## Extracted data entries
####################

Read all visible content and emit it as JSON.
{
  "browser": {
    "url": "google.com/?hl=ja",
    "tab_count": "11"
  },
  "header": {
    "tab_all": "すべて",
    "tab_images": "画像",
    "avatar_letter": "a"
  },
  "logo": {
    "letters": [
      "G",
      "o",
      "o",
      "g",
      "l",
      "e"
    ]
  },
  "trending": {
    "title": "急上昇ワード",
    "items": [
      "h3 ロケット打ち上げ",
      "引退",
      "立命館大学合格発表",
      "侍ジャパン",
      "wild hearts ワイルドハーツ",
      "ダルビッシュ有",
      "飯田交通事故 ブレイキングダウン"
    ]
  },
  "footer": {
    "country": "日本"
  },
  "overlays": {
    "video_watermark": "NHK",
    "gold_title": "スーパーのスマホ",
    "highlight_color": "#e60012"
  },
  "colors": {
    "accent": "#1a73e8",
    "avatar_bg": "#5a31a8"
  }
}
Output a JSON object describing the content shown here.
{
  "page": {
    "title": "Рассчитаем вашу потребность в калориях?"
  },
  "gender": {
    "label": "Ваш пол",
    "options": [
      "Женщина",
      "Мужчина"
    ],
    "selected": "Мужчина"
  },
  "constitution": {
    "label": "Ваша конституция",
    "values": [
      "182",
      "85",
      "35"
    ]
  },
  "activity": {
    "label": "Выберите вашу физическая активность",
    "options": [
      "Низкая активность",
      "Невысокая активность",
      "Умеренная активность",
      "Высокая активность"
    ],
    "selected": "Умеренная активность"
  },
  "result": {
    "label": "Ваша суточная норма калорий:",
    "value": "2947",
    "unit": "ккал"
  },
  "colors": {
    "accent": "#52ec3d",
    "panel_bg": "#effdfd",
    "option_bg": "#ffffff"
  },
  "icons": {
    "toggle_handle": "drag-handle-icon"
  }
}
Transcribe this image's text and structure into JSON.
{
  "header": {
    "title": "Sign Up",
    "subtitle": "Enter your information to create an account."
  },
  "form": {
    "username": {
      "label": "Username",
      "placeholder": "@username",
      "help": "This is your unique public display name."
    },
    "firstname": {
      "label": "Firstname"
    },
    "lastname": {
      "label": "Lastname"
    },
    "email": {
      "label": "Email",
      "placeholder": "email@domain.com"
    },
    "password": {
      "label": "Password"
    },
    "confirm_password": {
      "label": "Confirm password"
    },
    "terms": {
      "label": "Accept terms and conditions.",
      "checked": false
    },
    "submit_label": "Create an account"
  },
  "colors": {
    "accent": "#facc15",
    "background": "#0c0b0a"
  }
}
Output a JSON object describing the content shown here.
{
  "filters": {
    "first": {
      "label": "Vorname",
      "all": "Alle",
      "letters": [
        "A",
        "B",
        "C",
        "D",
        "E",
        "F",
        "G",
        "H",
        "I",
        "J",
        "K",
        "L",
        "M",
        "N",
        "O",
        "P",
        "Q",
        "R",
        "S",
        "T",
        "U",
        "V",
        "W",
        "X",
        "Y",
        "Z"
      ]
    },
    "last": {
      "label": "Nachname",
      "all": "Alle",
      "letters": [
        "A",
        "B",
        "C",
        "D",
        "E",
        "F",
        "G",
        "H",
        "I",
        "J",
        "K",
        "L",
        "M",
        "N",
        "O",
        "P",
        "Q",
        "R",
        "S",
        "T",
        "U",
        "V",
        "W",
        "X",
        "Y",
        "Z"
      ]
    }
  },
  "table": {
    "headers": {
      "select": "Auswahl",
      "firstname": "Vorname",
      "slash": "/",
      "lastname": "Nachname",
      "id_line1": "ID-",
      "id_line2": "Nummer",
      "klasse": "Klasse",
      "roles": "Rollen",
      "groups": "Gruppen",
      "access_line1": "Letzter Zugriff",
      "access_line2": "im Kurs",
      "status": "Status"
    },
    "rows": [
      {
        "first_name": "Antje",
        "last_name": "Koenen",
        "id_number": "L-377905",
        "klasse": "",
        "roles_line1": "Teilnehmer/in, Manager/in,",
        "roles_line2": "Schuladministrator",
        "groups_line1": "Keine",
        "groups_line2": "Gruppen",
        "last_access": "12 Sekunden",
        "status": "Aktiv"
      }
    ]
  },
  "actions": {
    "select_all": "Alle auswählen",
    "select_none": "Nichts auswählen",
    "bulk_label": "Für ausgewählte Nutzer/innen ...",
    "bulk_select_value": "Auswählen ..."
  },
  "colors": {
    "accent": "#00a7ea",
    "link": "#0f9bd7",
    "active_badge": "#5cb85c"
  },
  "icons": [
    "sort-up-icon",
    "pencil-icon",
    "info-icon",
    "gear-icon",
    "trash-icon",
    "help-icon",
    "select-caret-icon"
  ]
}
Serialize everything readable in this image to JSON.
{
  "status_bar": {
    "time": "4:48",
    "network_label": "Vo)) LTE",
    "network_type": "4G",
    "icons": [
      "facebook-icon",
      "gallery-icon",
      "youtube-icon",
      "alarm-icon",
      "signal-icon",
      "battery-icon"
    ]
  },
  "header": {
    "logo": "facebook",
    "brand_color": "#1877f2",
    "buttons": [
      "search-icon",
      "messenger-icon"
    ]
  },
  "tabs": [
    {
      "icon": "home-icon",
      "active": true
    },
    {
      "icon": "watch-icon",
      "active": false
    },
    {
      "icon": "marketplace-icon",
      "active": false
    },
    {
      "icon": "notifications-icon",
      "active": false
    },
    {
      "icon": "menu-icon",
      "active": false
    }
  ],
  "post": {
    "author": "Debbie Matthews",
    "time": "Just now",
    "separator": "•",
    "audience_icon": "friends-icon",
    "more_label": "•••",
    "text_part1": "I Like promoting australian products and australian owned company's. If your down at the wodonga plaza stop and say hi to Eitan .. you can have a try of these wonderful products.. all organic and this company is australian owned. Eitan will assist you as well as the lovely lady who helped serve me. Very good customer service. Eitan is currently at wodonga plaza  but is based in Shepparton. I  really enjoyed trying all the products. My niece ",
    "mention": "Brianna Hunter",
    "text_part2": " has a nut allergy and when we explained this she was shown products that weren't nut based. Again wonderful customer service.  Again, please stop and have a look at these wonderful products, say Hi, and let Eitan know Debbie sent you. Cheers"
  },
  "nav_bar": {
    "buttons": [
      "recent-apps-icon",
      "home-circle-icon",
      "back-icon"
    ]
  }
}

####################

## Exercise description
Which lines contain the word "Умеренная"? Copy each of them.

## Answer to this problem
      "Умеренная активность",
    "selected": "Умеренная активность"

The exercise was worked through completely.